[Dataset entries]
*-*-*
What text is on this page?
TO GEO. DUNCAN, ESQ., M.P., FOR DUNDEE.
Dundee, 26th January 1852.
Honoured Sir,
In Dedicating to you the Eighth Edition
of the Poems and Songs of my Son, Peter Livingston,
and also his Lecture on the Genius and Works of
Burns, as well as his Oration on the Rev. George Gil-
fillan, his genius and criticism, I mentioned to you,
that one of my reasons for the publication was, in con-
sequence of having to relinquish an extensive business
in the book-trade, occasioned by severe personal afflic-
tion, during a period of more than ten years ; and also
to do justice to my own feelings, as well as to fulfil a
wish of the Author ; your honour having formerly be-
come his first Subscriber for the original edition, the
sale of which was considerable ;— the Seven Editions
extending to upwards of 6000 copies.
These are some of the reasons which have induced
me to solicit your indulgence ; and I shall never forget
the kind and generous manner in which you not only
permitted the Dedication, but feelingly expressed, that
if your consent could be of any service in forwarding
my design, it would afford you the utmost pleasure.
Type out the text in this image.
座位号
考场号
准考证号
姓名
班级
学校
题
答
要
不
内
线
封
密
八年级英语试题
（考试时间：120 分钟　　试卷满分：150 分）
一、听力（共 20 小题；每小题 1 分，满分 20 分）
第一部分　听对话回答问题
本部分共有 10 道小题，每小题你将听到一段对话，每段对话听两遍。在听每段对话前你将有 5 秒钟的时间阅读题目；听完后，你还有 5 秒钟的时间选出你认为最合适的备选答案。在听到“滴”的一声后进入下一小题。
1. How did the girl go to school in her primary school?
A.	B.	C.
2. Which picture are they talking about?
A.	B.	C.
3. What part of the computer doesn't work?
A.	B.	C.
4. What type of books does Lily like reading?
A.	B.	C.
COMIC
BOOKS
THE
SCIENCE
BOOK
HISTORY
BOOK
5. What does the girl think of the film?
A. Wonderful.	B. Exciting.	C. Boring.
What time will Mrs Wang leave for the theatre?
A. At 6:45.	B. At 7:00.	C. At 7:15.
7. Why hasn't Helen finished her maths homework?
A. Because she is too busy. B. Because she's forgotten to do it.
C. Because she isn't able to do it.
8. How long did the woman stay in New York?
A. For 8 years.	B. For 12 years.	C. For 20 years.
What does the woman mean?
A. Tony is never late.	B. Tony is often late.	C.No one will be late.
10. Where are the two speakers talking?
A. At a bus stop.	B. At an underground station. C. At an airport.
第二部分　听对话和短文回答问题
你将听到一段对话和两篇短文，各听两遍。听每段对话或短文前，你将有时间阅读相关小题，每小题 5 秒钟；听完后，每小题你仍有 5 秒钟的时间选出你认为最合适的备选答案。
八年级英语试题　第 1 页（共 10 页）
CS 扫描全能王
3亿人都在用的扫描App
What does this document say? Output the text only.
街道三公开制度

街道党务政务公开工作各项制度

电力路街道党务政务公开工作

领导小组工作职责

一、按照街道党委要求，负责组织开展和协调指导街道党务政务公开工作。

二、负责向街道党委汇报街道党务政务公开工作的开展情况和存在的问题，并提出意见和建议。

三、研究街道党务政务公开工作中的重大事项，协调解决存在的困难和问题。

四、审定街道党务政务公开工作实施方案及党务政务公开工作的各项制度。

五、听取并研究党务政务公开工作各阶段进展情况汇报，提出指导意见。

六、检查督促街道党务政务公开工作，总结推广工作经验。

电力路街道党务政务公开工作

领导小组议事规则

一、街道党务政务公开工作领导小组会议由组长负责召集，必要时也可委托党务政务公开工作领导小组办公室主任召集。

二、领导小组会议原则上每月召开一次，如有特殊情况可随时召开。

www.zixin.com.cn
*-*-*
## TASK DIRECTIONS
Make a tally of the lines in this data that include the string "talking", and answer with that tally alone.

## TASK OUTPUT
2